Exercise details
Take each line containing the word "Album" and copy it.

BEGIN Given records

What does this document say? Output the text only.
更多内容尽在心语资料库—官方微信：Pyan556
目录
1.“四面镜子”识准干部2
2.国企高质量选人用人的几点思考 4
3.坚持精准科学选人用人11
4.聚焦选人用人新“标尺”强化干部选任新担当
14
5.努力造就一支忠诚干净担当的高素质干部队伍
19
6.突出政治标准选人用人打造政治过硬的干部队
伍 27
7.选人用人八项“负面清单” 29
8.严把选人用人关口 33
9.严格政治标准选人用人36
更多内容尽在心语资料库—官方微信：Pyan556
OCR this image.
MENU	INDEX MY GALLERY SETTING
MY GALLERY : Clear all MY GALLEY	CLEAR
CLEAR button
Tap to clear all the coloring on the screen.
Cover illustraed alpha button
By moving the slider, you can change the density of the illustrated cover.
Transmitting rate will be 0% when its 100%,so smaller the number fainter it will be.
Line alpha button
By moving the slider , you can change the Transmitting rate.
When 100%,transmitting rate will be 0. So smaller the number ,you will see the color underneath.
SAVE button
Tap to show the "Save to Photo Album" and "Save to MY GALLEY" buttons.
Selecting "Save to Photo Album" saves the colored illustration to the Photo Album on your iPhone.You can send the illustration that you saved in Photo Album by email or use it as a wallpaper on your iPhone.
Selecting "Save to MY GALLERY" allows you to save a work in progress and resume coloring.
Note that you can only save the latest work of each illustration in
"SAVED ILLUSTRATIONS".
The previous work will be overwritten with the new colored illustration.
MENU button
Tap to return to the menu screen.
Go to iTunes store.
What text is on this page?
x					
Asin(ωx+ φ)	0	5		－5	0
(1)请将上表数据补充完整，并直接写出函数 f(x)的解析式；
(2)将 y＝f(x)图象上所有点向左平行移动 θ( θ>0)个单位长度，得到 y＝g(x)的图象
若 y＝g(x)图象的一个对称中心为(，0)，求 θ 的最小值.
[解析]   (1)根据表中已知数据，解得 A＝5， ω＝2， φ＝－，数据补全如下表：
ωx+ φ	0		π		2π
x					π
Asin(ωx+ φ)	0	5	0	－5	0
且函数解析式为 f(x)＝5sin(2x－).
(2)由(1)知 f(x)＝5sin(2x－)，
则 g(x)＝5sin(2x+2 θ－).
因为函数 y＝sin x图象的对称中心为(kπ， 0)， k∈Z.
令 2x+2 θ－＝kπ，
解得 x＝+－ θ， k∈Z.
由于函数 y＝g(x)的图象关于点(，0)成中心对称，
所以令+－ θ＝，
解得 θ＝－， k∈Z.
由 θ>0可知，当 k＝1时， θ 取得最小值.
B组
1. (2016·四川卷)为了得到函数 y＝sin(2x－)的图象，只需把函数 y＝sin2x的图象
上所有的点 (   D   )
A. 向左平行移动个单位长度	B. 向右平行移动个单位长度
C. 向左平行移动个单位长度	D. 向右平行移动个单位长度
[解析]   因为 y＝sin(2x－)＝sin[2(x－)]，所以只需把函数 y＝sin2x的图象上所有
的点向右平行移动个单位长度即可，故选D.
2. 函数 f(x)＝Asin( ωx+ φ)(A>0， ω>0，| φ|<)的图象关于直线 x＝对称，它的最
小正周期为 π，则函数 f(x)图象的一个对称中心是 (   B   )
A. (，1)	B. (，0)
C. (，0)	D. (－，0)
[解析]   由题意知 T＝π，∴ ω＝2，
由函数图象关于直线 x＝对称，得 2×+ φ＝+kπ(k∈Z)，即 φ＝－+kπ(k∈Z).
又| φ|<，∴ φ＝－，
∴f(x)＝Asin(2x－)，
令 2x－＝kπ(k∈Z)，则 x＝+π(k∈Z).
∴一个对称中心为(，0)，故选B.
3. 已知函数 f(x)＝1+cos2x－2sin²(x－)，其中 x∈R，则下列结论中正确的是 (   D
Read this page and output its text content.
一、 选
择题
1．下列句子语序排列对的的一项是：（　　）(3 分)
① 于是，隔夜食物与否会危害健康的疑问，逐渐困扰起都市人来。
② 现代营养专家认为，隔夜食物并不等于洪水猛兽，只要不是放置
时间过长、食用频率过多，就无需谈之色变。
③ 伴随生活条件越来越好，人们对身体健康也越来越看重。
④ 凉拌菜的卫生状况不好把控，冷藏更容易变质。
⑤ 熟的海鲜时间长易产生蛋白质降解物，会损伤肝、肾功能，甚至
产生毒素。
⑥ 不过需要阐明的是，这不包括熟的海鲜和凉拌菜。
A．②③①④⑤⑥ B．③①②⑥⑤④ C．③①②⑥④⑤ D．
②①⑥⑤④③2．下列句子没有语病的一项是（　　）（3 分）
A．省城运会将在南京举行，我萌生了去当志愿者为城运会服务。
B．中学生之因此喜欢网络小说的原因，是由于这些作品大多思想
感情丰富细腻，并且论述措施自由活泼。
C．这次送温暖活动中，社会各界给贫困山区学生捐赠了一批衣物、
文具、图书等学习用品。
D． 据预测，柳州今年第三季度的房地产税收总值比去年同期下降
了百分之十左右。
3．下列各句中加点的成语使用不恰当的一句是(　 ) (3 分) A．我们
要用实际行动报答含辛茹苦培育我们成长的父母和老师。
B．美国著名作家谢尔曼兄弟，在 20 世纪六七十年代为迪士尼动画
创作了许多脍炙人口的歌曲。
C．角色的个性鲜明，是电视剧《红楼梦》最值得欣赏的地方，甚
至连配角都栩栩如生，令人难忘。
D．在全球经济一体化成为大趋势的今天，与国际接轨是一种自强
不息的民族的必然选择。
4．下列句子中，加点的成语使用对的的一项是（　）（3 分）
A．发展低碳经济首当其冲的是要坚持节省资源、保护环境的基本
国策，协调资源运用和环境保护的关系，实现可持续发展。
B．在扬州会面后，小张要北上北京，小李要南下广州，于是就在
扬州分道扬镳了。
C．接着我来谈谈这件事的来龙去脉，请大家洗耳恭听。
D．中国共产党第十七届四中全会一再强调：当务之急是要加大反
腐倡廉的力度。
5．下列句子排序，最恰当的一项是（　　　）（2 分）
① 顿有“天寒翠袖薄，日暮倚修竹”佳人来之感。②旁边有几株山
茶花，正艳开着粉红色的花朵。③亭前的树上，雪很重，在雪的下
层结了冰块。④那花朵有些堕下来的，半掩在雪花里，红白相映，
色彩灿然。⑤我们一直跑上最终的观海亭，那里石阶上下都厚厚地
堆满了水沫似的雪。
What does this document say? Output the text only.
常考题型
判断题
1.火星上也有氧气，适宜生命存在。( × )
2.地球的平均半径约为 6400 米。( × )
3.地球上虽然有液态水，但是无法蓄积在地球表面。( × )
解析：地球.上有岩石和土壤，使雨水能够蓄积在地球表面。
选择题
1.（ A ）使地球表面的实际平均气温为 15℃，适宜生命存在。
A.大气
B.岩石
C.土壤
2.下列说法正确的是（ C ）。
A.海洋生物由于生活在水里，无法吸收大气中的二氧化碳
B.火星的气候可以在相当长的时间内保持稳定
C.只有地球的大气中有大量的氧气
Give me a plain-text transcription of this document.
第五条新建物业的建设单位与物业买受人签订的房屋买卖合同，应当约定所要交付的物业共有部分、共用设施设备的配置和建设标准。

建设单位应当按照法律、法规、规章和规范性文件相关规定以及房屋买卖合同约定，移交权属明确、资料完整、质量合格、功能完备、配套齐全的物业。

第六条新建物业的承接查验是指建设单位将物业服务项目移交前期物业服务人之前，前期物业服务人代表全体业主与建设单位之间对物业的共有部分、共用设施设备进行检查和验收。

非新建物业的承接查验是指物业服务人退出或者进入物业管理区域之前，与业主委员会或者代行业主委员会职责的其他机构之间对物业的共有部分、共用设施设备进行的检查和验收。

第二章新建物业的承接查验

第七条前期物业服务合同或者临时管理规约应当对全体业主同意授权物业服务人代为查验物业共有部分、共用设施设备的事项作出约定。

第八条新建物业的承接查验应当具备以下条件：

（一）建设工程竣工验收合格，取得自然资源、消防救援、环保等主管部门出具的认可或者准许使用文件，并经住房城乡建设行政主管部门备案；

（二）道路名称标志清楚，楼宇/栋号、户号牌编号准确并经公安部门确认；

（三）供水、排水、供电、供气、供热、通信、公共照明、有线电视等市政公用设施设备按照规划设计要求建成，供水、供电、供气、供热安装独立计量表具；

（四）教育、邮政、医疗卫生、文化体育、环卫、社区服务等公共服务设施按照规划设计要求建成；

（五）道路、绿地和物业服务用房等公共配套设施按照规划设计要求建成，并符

END Given records

Written response
Tap to show the "Save to Photo Album" and "Save to MY GALLEY" buttons.
Selecting "Save to Photo Album" saves the colored illustration to the Photo Album on your iPhone.You can send the illustration that you saved in Photo Album by email or use it as a wallpaper on your iPhone.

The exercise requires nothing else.